* _What needs to be done_
Return each line containing "experiment".
-- START OF Supplied records --
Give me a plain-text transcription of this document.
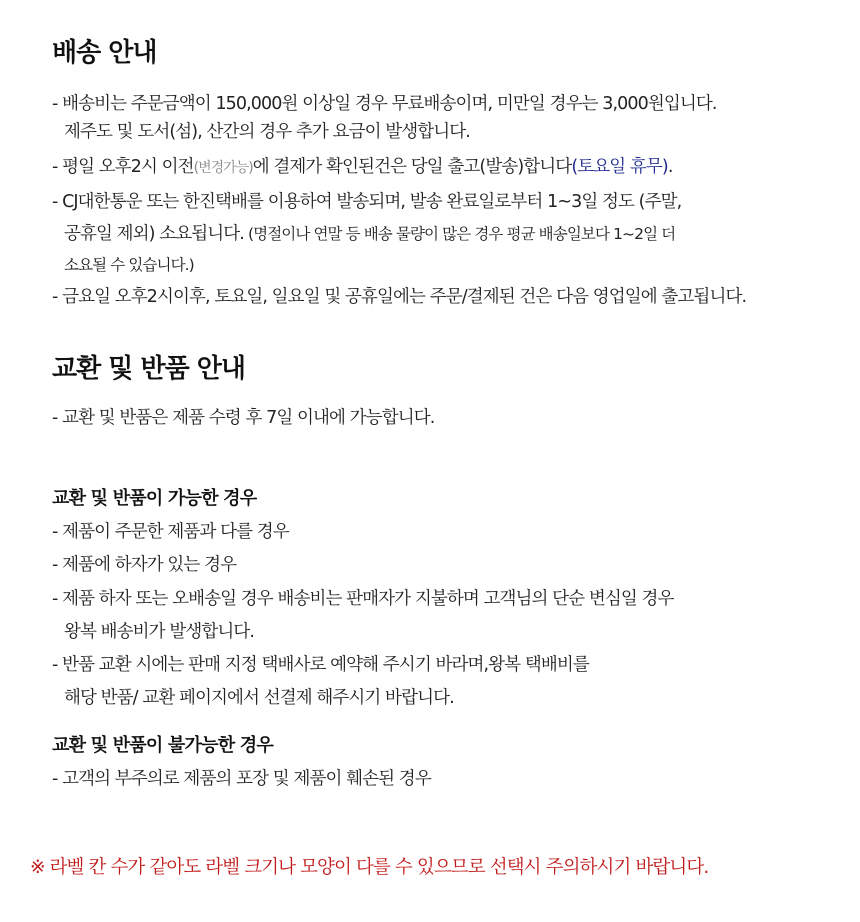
배송 안내

- 배송비는 주문금액이 150,000원 이상일 경우 무료배송이며, 미만일 경우는 3,000원입니다.

제주도 및 도서(섬), 산간의 경우 추가 요금이 발생합니다.

- 평일 오후2시 이전(변경가능)에 결제가 확인된건은 당일 출고(발송)합니다(토요일 휴무).

- CJ대한통운 또는 한진택배를 이용하여 발송되며, 발송 완료일로부터 1~3일 정도 (주말,

공휴일 제외) 소요됩니다. (명절이나 연말 등 배송 물량이 많은 경우 평균 배송일보다 1~2일 더

소요될 수 있습니다.)

- 금요일 오후2시이후, 토요일, 일요일 및 공휴일에는 주문/결제된 건은 다음 영업일에 출고됩니다.

교환 및 반품 안내

- 교환 및 반품은 제품 수령 후 7일 이내에 가능합니다.

교환 및 반품이 가능한 경우

- 제품이 주문한 제품과 다를 경우

- 제품에 하자가 있는 경우

- 제품 하자 또는 오배송일 경우 배송비는 판매자가 지불하며 고객님의 단순 변심일 경우

왕복 배송비가 발생합니다.

- 반품 교환 시에는 판매 지정 택배사로 예약해 주시기 바라며,왕복 택배비를

해당 반품/ 교환 페이지에서 선결제 해주시기 바랍니다.

교환 및 반품이 불가능한 경우

- 고객의 부주의로 제품의 포장 및 제품이 훼손된 경우

※ 라벨 칸 수가 같아도 라벨 크기나 모양이 다를 수 있으므로 선택시 주의하시기 바랍니다.
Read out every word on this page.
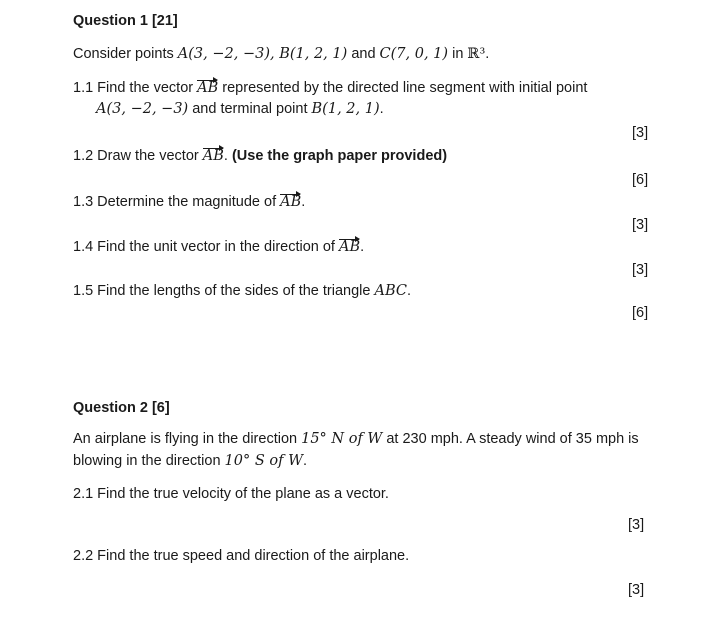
Question 1 [21]
Consider points A(3, −2, −3), B(1, 2, 1) and C(7, 0, 1) in ℝ³.
1.1 Find the vector AB represented by the directed line segment with initial point
A(3, −2, −3) and terminal point B(1, 2, 1).
[3]
1.2 Draw the vector AB. (Use the graph paper provided)
[6]
1.3 Determine the magnitude of AB.
[3]
1.4 Find the unit vector in the direction of AB.
[3]
1.5 Find the lengths of the sides of the triangle ABC.
[6]
Question 2 [6]
An airplane is flying in the direction 15° N of W at 230 mph. A steady wind of 35 mph is
blowing in the direction 10° S of W.
2.1 Find the true velocity of the plane as a vector.
[3]
2.2 Find the true speed and direction of the airplane.
[3]
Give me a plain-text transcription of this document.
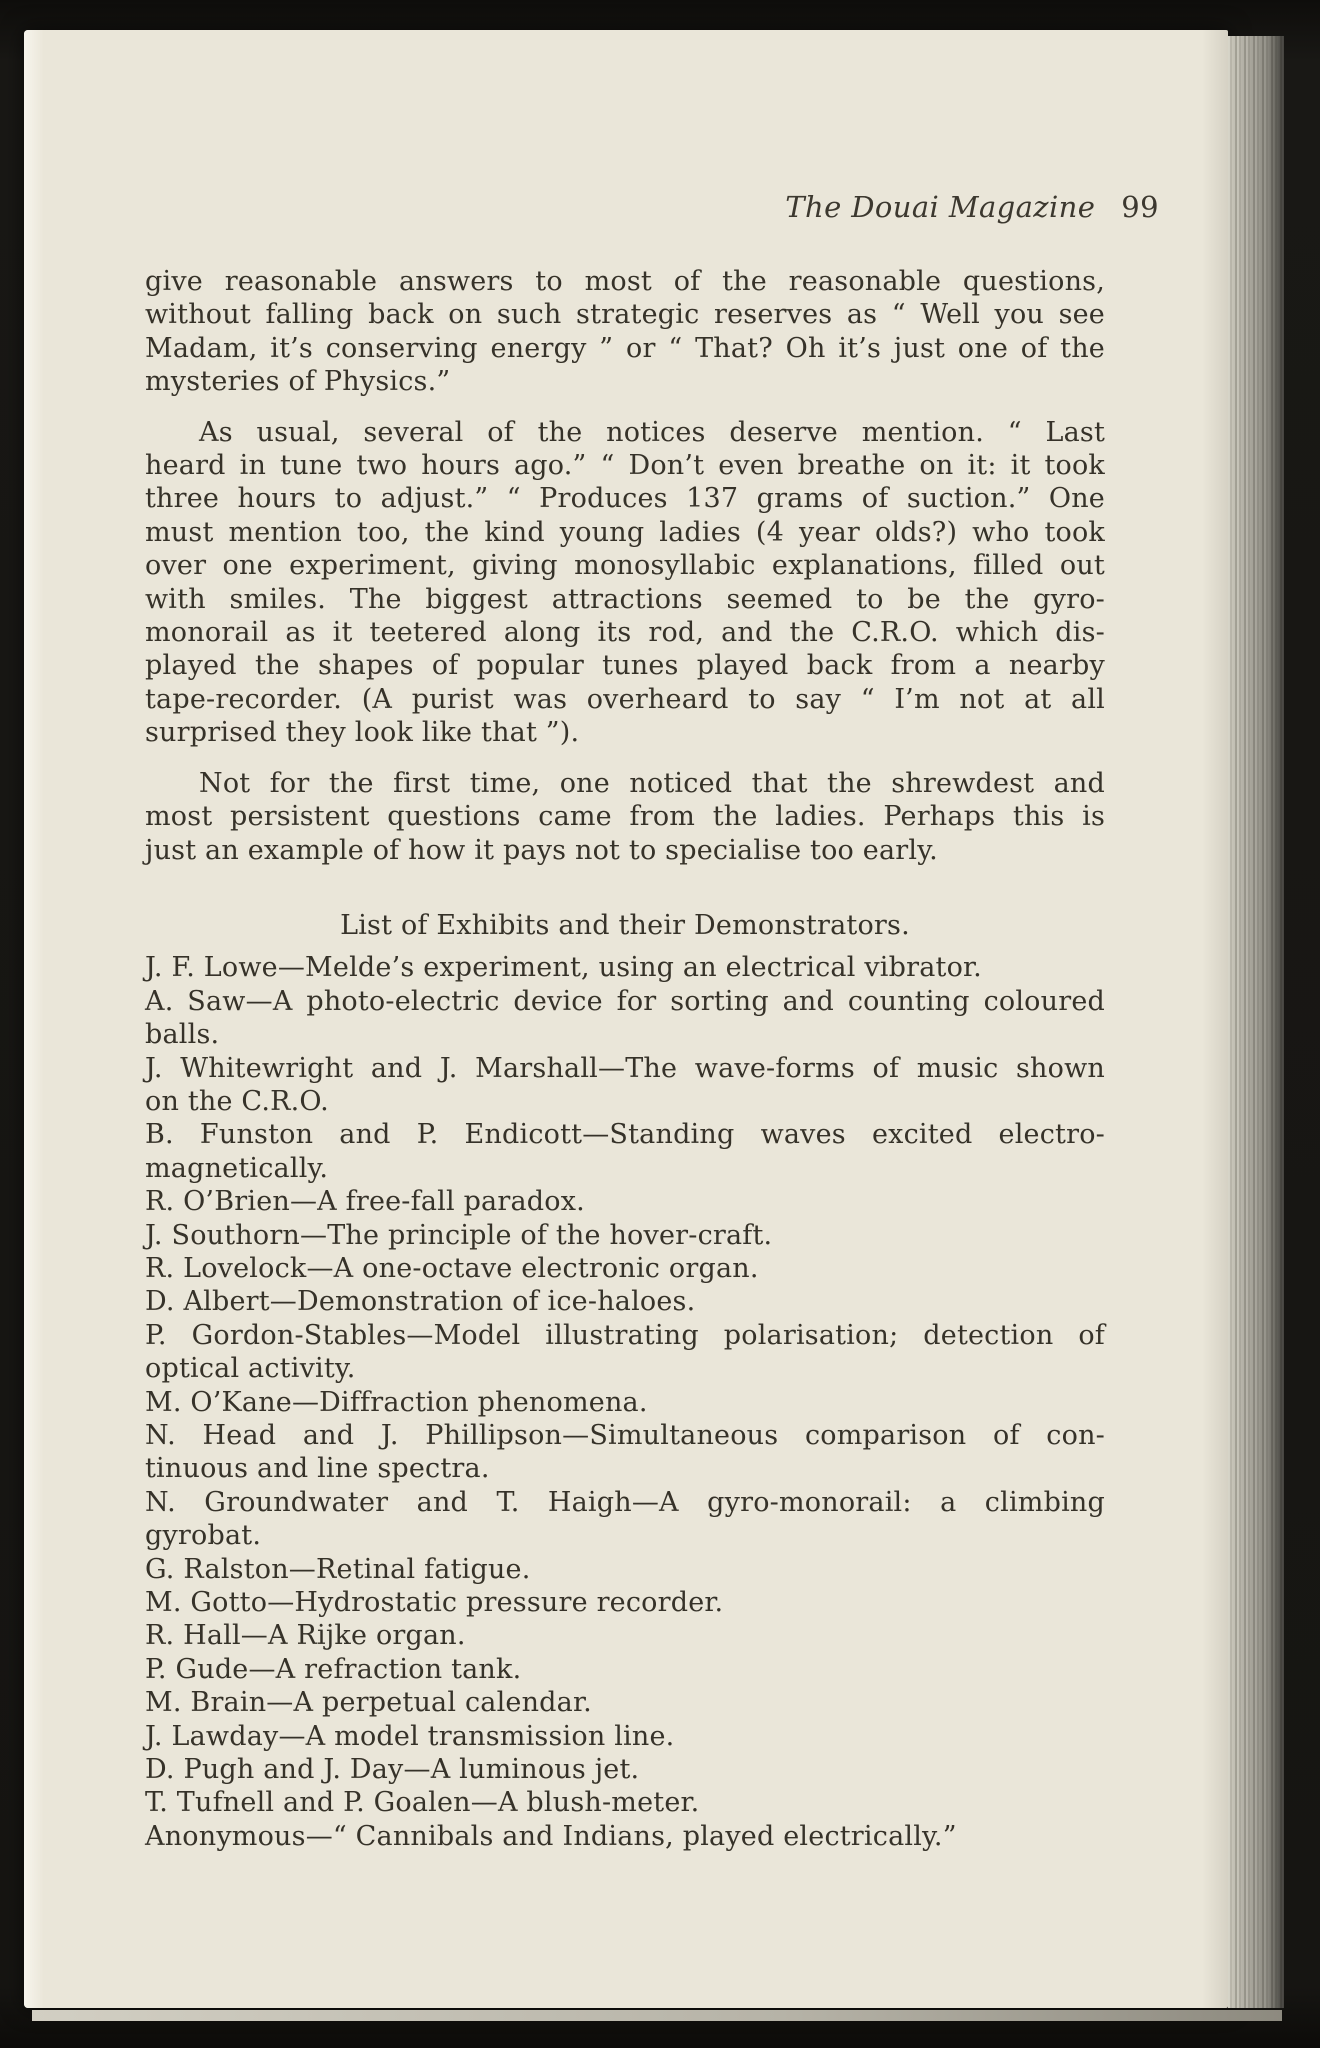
The Douai Magazine 99
give reasonable answers to most of the reasonable questions,
without falling back on such strategic reserves as “ Well you see
Madam, it’s conserving energy ” or “ That? Oh it’s just one of the
mysteries of Physics.”
As usual, several of the notices deserve mention. “ Last
heard in tune two hours ago.” “ Don’t even breathe on it: it took
three hours to adjust.” “ Produces 137 grams of suction.” One
must mention too, the kind young ladies (4 year olds?) who took
over one experiment, giving monosyllabic explanations, filled out
with smiles. The biggest attractions seemed to be the gyro-
monorail as it teetered along its rod, and the C.R.O. which dis-
played the shapes of popular tunes played back from a nearby
tape-recorder. (A purist was overheard to say “ I’m not at all
surprised they look like that ”).
Not for the first time, one noticed that the shrewdest and
most persistent questions came from the ladies. Perhaps this is
just an example of how it pays not to specialise too early.
List of Exhibits and their Demonstrators.
J. F. Lowe—Melde’s experiment, using an electrical vibrator.
A. Saw—A photo-electric device for sorting and counting coloured
balls.
J. Whitewright and J. Marshall—The wave-forms of music shown
on the C.R.O.
B. Funston and P. Endicott—Standing waves excited electro-
magnetically.
R. O’Brien—A free-fall paradox.
J. Southorn—The principle of the hover-craft.
R. Lovelock—A one-octave electronic organ.
D. Albert—Demonstration of ice-haloes.
P. Gordon-Stables—Model illustrating polarisation; detection of
optical activity.
M. O’Kane—Diffraction phenomena.
N. Head and J. Phillipson—Simultaneous comparison of con-
tinuous and line spectra.
N. Groundwater and T. Haigh—A gyro-monorail: a climbing
gyrobat.
G. Ralston—Retinal fatigue.
M. Gotto—Hydrostatic pressure recorder.
R. Hall—A Rijke organ.
P. Gude—A refraction tank.
M. Brain—A perpetual calendar.
J. Lawday—A model transmission line.
D. Pugh and J. Day—A luminous jet.
T. Tufnell and P. Goalen—A blush-meter.
Anonymous—“ Cannibals and Indians, played electrically.”
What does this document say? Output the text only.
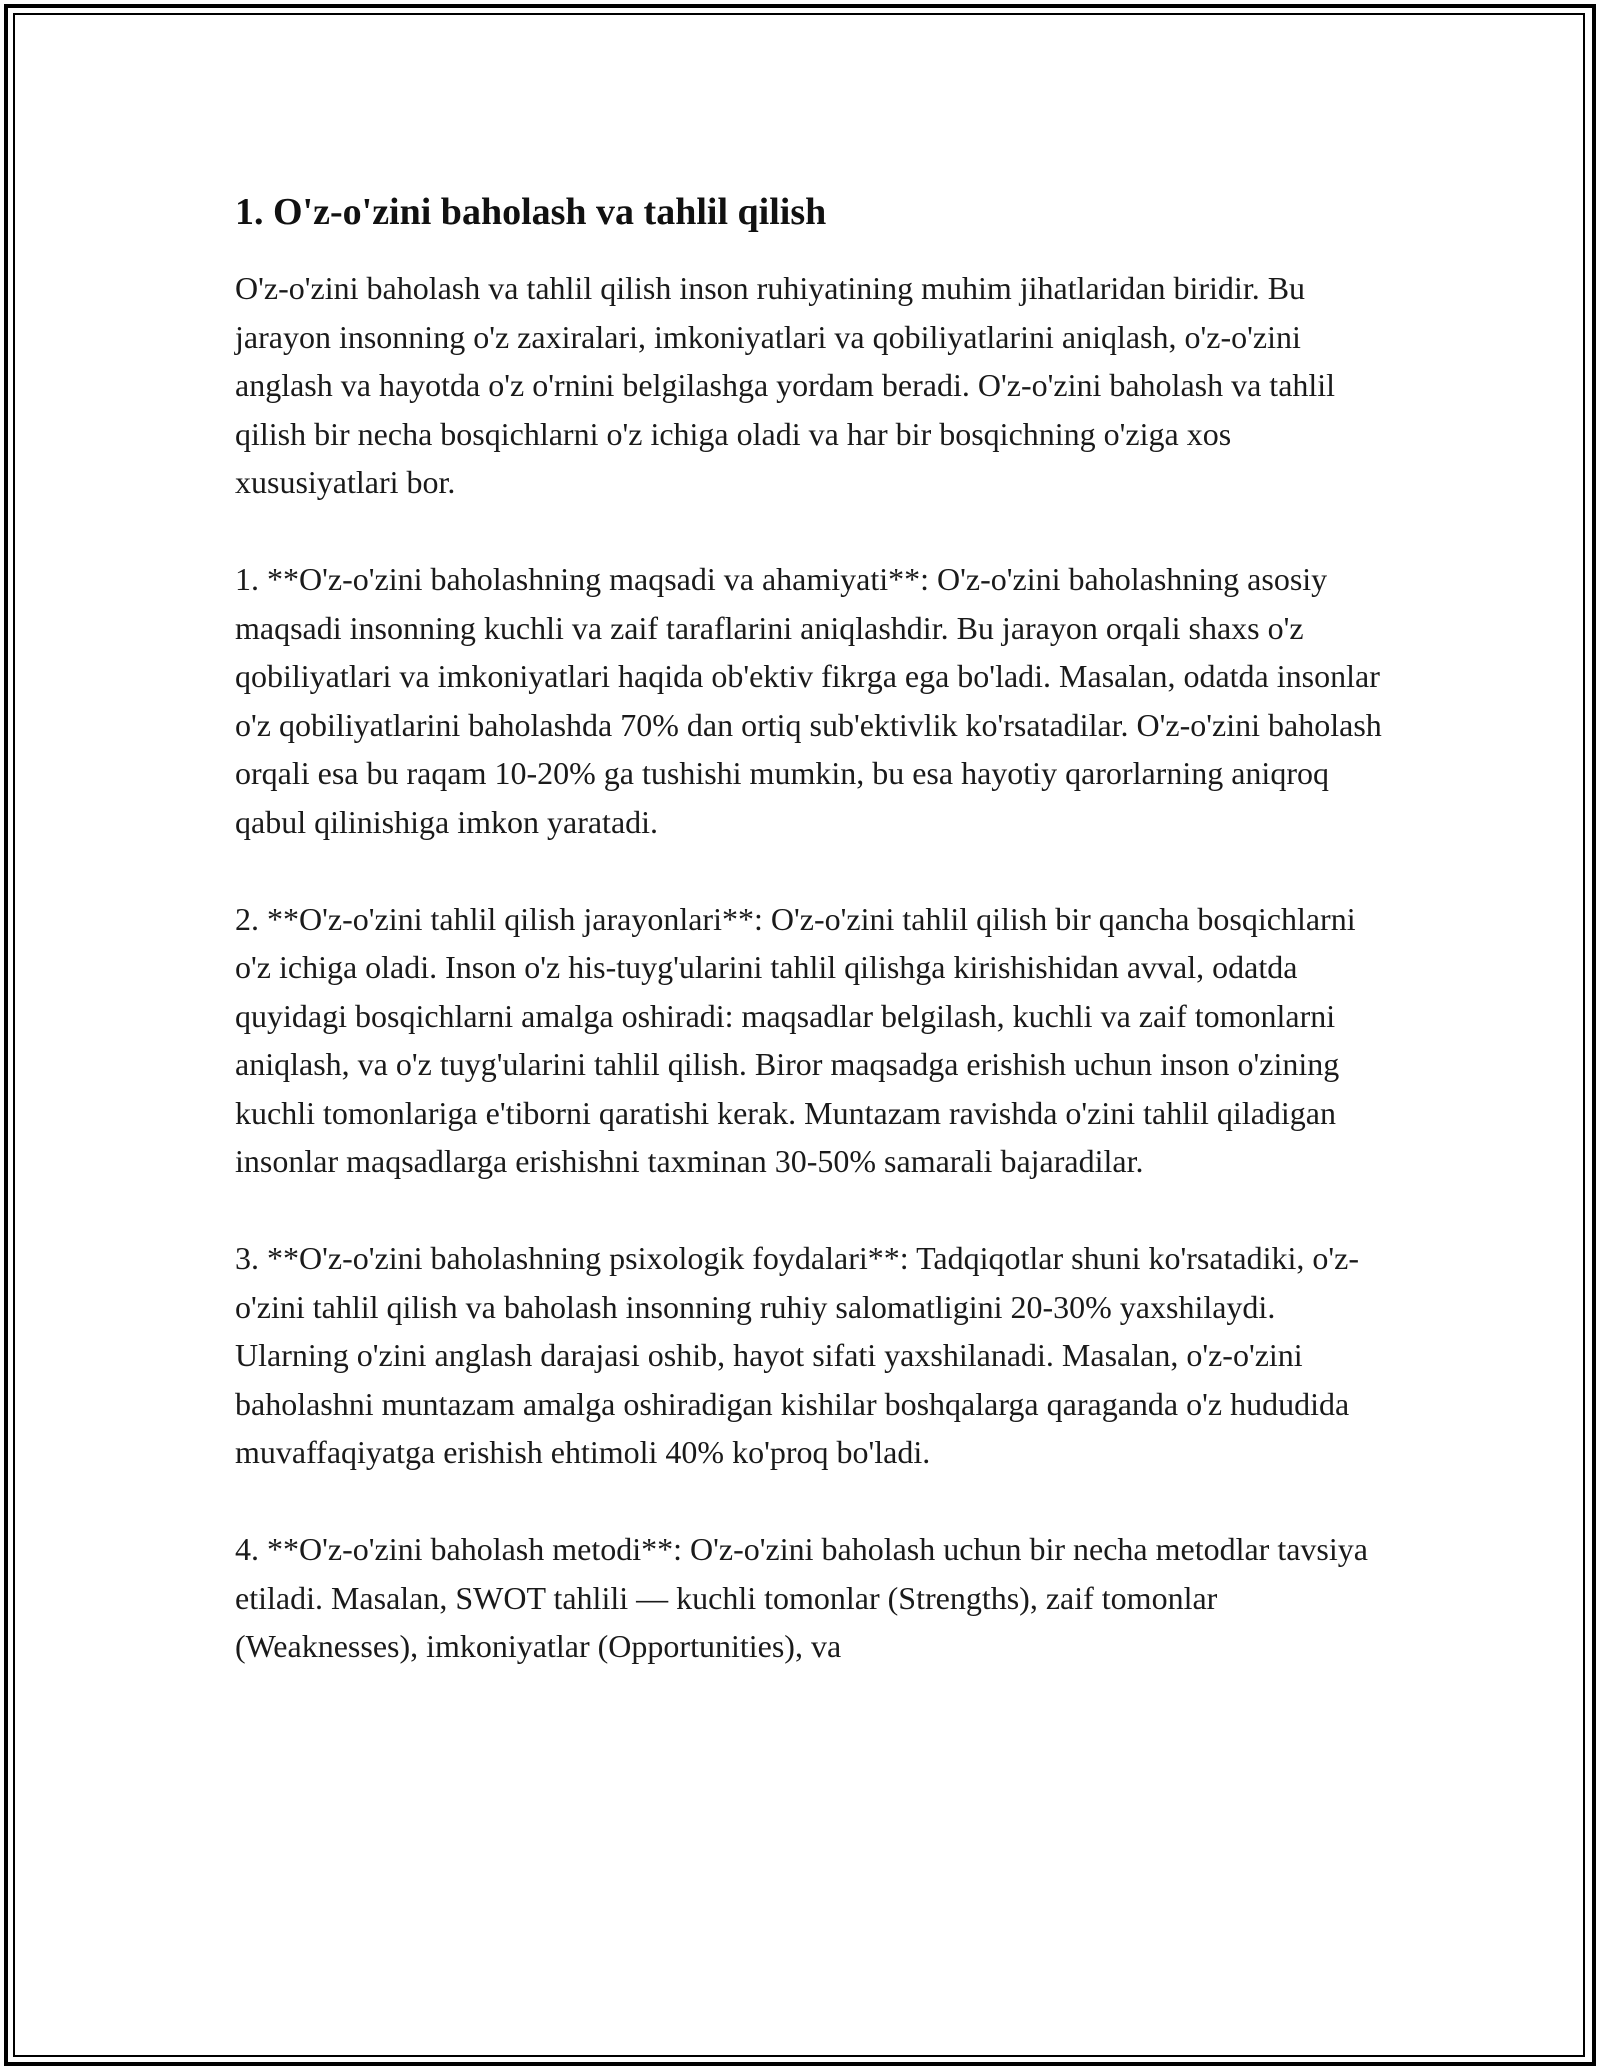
1. O'z-o'zini baholash va tahlil qilish

O'z-o'zini baholash va tahlil qilish inson ruhiyatining muhim jihatlaridan biridir. Bu jarayon insonning o'z zaxiralari, imkoniyatlari va qobiliyatlarini aniqlash, o'z-o'zini anglash va hayotda o'z o'rnini belgilashga yordam beradi. O'z-o'zini baholash va tahlil qilish bir necha bosqichlarni o'z ichiga oladi va har bir bosqichning o'ziga xos xususiyatlari bor.

1. **O'z-o'zini baholashning maqsadi va ahamiyati**: O'z-o'zini baholashning asosiy maqsadi insonning kuchli va zaif taraflarini aniqlashdir. Bu jarayon orqali shaxs o'z qobiliyatlari va imkoniyatlari haqida ob'ektiv fikrga ega bo'ladi. Masalan, odatda insonlar o'z qobiliyatlarini baholashda 70% dan ortiq sub'ektivlik ko'rsatadilar. O'z-o'zini baholash orqali esa bu raqam 10-20% ga tushishi mumkin, bu esa hayotiy qarorlarning aniqroq qabul qilinishiga imkon yaratadi.

2. **O'z-o'zini tahlil qilish jarayonlari**: O'z-o'zini tahlil qilish bir qancha bosqichlarni o'z ichiga oladi. Inson o'z his-tuyg'ularini tahlil qilishga kirishishidan avval, odatda quyidagi bosqichlarni amalga oshiradi: maqsadlar belgilash, kuchli va zaif tomonlarni aniqlash, va o'z tuyg'ularini tahlil qilish. Biror maqsadga erishish uchun inson o'zining kuchli tomonlariga e'tiborni qaratishi kerak. Muntazam ravishda o'zini tahlil qiladigan insonlar maqsadlarga erishishni taxminan 30-50% samarali bajaradilar.

3. **O'z-o'zini baholashning psixologik foydalari**: Tadqiqotlar shuni ko'rsatadiki, o'z-o'zini tahlil qilish va baholash insonning ruhiy salomatligini 20-30% yaxshilaydi. Ularning o'zini anglash darajasi oshib, hayot sifati yaxshilanadi. Masalan, o'z-o'zini baholashni muntazam amalga oshiradigan kishilar boshqalarga qaraganda o'z hududida muvaffaqiyatga erishish ehtimoli 40% ko'proq bo'ladi.

4. **O'z-o'zini baholash metodi**: O'z-o'zini baholash uchun bir necha metodlar tavsiya etiladi. Masalan, SWOT tahlili — kuchli tomonlar (Strengths), zaif tomonlar (Weaknesses), imkoniyatlar (Opportunities), va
-- END OF Supplied records --
* _Response to this exercise_
over one experiment, giving monosyllabic explanations, filled out
J. F. Lowe—Melde’s experiment, using an electrical vibrator.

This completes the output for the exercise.